Request: In the records that follow, locate every line with "million" and extract it.

Available data:
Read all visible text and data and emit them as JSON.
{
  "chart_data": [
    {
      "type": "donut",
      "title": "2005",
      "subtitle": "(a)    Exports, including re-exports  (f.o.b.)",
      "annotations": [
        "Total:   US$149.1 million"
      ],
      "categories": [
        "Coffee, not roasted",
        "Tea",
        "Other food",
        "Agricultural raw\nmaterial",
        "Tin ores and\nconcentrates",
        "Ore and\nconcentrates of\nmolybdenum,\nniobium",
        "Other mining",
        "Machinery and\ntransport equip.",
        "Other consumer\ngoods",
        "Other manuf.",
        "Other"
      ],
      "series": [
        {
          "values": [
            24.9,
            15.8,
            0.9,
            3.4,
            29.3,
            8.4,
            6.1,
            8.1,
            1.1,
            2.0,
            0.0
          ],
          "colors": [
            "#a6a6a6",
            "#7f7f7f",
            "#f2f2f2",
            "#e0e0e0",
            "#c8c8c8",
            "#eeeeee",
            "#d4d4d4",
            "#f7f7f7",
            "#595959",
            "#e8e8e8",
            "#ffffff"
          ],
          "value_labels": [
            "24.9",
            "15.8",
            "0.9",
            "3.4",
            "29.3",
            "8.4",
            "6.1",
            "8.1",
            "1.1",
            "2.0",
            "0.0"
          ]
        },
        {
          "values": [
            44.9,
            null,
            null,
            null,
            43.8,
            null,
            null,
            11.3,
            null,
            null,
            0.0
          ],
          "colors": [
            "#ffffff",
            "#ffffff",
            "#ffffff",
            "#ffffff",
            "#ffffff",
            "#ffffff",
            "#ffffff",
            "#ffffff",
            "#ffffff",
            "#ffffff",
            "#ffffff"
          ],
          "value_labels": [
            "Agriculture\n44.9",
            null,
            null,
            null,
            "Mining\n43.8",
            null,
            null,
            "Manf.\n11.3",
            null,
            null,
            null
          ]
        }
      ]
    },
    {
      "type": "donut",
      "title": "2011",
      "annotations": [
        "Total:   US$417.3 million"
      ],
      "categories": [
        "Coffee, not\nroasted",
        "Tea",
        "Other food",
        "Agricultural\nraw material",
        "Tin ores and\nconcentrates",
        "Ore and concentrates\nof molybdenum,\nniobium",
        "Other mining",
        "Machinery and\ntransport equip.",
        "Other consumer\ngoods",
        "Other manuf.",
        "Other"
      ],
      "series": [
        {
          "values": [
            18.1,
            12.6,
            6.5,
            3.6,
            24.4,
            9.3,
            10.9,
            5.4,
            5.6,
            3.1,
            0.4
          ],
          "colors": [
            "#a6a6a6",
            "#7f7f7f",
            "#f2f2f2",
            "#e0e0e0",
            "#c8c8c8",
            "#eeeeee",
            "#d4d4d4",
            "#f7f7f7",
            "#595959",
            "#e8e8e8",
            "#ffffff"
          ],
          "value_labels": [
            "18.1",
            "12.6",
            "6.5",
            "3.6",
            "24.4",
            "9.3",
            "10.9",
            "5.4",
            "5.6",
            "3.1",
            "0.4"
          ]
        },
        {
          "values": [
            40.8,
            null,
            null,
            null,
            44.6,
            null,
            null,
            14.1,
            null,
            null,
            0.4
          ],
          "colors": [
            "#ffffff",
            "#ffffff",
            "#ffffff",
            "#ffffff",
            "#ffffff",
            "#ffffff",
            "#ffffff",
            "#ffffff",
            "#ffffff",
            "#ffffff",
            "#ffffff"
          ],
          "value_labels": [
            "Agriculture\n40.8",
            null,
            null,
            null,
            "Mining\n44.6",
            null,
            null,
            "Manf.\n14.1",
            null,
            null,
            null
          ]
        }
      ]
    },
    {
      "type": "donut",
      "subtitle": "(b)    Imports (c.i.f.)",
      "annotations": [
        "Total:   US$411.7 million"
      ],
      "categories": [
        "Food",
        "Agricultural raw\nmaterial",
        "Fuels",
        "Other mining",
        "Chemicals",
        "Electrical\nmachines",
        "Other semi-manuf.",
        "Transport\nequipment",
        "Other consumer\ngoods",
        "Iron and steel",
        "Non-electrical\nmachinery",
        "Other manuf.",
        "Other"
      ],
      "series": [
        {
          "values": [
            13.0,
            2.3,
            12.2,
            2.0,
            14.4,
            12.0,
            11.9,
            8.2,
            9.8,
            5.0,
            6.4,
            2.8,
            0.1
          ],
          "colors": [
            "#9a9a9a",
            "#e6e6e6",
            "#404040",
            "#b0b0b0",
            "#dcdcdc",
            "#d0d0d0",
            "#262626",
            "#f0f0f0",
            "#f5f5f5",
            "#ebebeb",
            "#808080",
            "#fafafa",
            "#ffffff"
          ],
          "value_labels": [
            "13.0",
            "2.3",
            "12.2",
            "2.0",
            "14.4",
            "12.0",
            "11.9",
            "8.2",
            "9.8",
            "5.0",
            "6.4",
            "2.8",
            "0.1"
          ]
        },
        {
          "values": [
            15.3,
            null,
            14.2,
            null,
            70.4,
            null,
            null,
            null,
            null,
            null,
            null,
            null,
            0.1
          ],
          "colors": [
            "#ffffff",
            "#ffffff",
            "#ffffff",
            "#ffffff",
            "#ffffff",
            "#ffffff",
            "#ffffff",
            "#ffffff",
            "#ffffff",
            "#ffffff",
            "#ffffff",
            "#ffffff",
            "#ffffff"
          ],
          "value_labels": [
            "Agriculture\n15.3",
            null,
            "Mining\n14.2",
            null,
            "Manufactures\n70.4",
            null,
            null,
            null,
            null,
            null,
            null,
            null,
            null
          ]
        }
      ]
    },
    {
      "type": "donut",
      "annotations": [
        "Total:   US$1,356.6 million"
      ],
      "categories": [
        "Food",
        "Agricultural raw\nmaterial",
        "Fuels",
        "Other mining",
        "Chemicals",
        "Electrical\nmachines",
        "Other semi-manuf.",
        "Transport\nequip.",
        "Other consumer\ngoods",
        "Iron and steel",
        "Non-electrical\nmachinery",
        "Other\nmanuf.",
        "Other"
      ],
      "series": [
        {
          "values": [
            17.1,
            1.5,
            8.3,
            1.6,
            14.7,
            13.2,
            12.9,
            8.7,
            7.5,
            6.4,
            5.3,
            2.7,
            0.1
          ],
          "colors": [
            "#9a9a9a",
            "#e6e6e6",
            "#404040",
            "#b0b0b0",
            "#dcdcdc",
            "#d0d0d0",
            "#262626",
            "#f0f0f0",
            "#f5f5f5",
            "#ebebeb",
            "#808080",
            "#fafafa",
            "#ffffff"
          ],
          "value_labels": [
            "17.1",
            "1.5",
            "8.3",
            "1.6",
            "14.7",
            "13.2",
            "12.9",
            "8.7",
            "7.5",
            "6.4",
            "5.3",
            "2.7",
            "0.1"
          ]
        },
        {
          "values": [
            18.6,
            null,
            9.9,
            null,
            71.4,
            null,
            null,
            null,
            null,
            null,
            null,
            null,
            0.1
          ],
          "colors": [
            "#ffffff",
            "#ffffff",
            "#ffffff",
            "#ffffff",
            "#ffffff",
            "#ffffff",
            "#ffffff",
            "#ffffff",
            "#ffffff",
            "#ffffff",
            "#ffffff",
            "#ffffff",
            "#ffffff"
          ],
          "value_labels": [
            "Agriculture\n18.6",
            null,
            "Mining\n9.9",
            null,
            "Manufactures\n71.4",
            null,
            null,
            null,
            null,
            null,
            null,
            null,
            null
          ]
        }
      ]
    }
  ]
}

Task output:
        "Total:   US$149.1 million"
        "Total:   US$417.3 million"
        "Total:   US$411.7 million"
        "Total:   US$1,356.6 million"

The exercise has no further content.